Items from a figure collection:
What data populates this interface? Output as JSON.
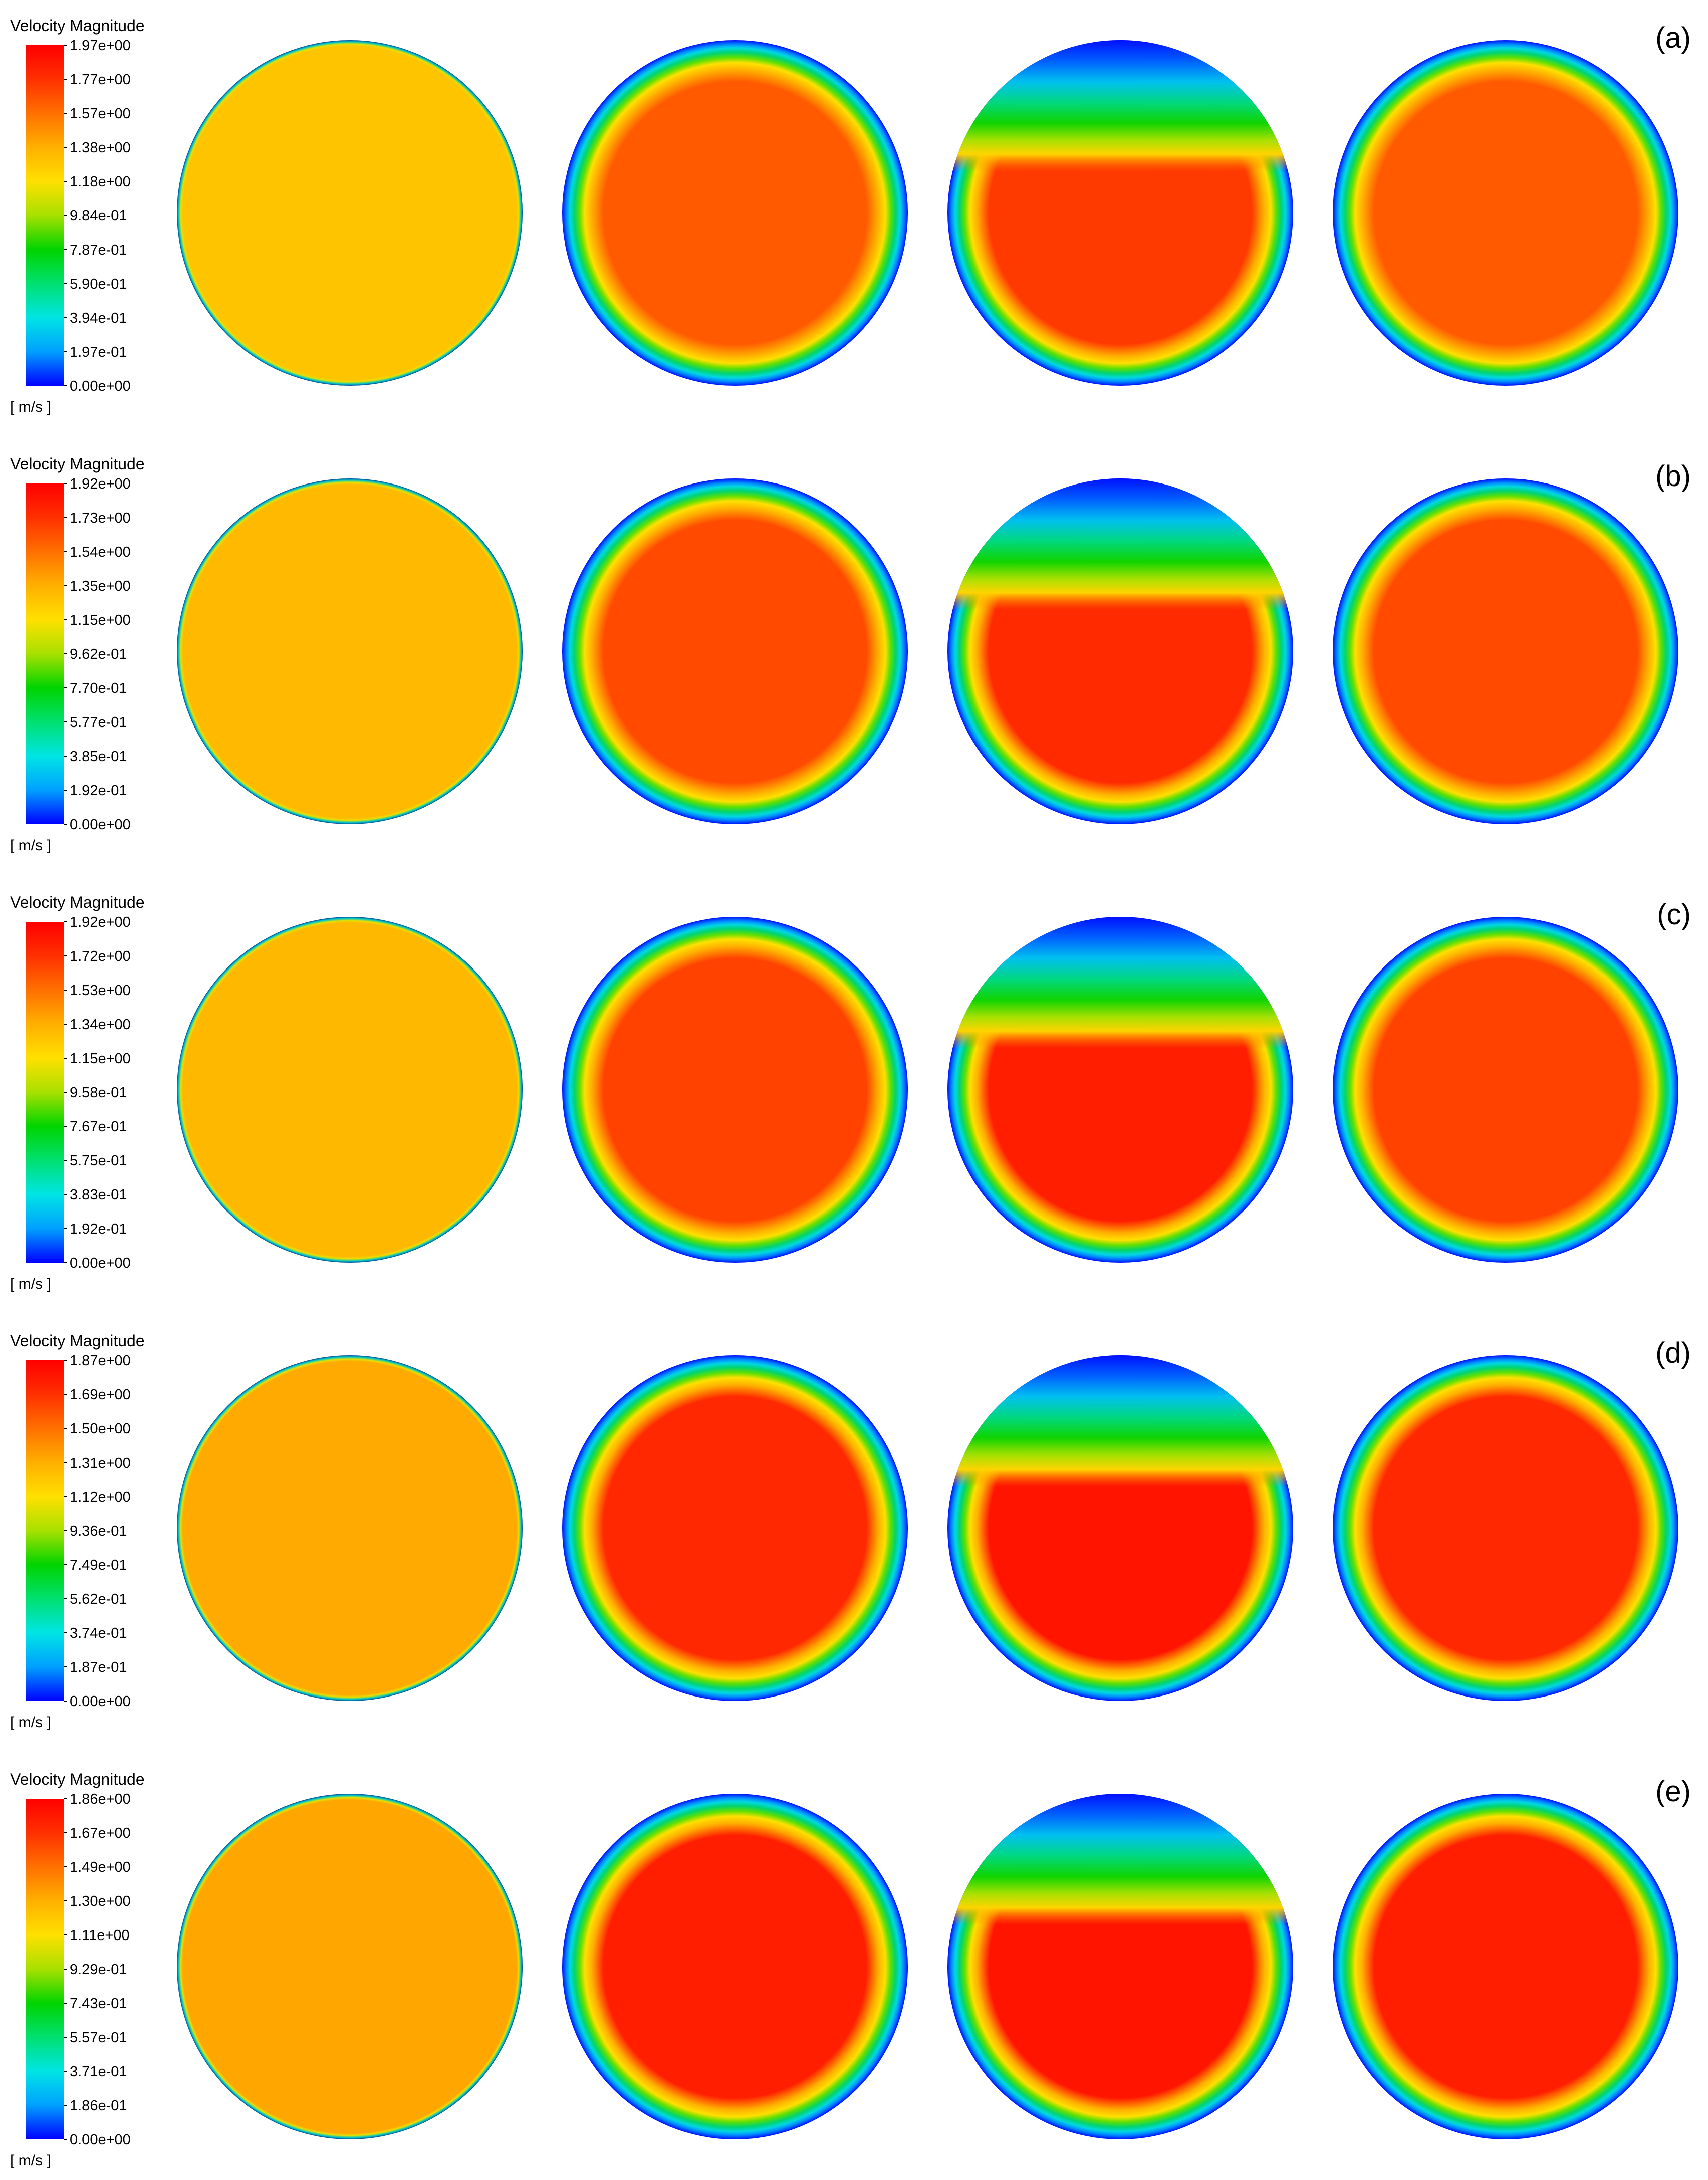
{
  "colormap": [
    "#0000ff",
    "#00a0ff",
    "#00e5e5",
    "#00e070",
    "#00d400",
    "#a8e000",
    "#ffe000",
    "#ffb000",
    "#ff7000",
    "#ff3000",
    "#ff0000"
  ],
  "rows": [
    {
      "label": "(a)",
      "legend_title": "Velocity Magnitude",
      "legend_unit": "[ m/s ]",
      "ticks": [
        "1.97e+00",
        "1.77e+00",
        "1.57e+00",
        "1.38e+00",
        "1.18e+00",
        "9.84e-01",
        "7.87e-01",
        "5.90e-01",
        "3.94e-01",
        "1.97e-01",
        "0.00e+00"
      ],
      "disc_colors": {
        "core1": "#ffc400",
        "core": "#ff5a00",
        "core3": "#ff3a00",
        "core4": "#ff5a00"
      }
    },
    {
      "label": "(b)",
      "legend_title": "Velocity Magnitude",
      "legend_unit": "[ m/s ]",
      "ticks": [
        "1.92e+00",
        "1.73e+00",
        "1.54e+00",
        "1.35e+00",
        "1.15e+00",
        "9.62e-01",
        "7.70e-01",
        "5.77e-01",
        "3.85e-01",
        "1.92e-01",
        "0.00e+00"
      ],
      "disc_colors": {
        "core1": "#ffba00",
        "core": "#ff4a00",
        "core3": "#ff2a00",
        "core4": "#ff4a00"
      }
    },
    {
      "label": "(c)",
      "legend_title": "Velocity Magnitude",
      "legend_unit": "[ m/s ]",
      "ticks": [
        "1.92e+00",
        "1.72e+00",
        "1.53e+00",
        "1.34e+00",
        "1.15e+00",
        "9.58e-01",
        "7.67e-01",
        "5.75e-01",
        "3.83e-01",
        "1.92e-01",
        "0.00e+00"
      ],
      "disc_colors": {
        "core1": "#ffb800",
        "core": "#ff4200",
        "core3": "#ff1e00",
        "core4": "#ff4200"
      }
    },
    {
      "label": "(d)",
      "legend_title": "Velocity Magnitude",
      "legend_unit": "[ m/s ]",
      "ticks": [
        "1.87e+00",
        "1.69e+00",
        "1.50e+00",
        "1.31e+00",
        "1.12e+00",
        "9.36e-01",
        "7.49e-01",
        "5.62e-01",
        "3.74e-01",
        "1.87e-01",
        "0.00e+00"
      ],
      "disc_colors": {
        "core1": "#ffaa00",
        "core": "#ff2800",
        "core3": "#ff1400",
        "core4": "#ff2800"
      }
    },
    {
      "label": "(e)",
      "legend_title": "Velocity Magnitude",
      "legend_unit": "[ m/s ]",
      "ticks": [
        "1.86e+00",
        "1.67e+00",
        "1.49e+00",
        "1.30e+00",
        "1.11e+00",
        "9.29e-01",
        "7.43e-01",
        "5.57e-01",
        "3.71e-01",
        "1.86e-01",
        "0.00e+00"
      ],
      "disc_colors": {
        "core1": "#ffa600",
        "core": "#ff1e00",
        "core3": "#ff1400",
        "core4": "#ff1e00"
      }
    }
  ]
}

TASK:
Copy every line of the listing that contains the word "label".

OUTPUT FOR THIS TASK:
      "label": "(a)",
      "label": "(b)",
      "label": "(c)",
      "label": "(d)",
      "label": "(e)",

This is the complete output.